# WRITTEN TASK
Look below and pull out each line with the word "image".

# ENTRIES SHOWN
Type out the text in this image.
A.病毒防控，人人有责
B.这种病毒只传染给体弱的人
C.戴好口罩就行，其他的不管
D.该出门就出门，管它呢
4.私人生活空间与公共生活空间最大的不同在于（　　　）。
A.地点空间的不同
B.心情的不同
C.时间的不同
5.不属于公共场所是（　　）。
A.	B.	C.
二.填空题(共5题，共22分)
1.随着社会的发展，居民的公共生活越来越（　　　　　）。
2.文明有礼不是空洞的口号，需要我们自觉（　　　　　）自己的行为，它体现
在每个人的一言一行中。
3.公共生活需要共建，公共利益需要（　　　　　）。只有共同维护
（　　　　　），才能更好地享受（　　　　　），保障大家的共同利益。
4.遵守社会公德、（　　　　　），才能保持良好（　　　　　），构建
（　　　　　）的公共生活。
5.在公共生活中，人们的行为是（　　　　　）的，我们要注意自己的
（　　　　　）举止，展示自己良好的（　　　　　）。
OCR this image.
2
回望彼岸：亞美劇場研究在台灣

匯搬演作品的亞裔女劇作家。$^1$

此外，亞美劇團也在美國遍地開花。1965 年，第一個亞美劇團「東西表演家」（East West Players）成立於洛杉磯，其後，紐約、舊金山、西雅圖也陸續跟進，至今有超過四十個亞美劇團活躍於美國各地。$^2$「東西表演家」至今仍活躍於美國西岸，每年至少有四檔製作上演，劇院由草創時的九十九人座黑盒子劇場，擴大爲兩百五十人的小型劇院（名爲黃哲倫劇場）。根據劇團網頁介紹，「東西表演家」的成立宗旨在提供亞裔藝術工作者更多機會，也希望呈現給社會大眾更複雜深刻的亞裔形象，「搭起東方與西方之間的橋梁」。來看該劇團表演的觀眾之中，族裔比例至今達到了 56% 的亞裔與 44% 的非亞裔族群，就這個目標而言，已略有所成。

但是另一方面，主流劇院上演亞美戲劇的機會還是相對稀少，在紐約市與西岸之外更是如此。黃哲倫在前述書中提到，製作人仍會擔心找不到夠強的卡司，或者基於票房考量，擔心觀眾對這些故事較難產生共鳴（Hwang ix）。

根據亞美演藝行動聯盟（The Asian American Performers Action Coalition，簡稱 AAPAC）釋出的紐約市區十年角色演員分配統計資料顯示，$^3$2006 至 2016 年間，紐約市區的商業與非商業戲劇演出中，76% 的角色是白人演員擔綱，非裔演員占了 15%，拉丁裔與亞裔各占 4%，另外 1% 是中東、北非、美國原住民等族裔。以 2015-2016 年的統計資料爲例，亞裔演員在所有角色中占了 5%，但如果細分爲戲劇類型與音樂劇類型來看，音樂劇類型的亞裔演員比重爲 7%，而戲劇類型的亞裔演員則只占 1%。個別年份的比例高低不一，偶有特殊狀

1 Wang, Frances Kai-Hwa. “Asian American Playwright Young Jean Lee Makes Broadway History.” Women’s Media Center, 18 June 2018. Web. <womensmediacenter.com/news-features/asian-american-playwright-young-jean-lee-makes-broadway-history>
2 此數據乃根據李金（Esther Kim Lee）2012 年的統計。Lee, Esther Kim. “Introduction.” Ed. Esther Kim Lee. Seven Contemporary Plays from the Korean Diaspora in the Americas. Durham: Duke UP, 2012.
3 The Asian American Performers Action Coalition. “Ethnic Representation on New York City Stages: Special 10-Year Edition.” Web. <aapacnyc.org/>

# RESULT OF THIS TASK
Type out the text in this image.
OCR this image.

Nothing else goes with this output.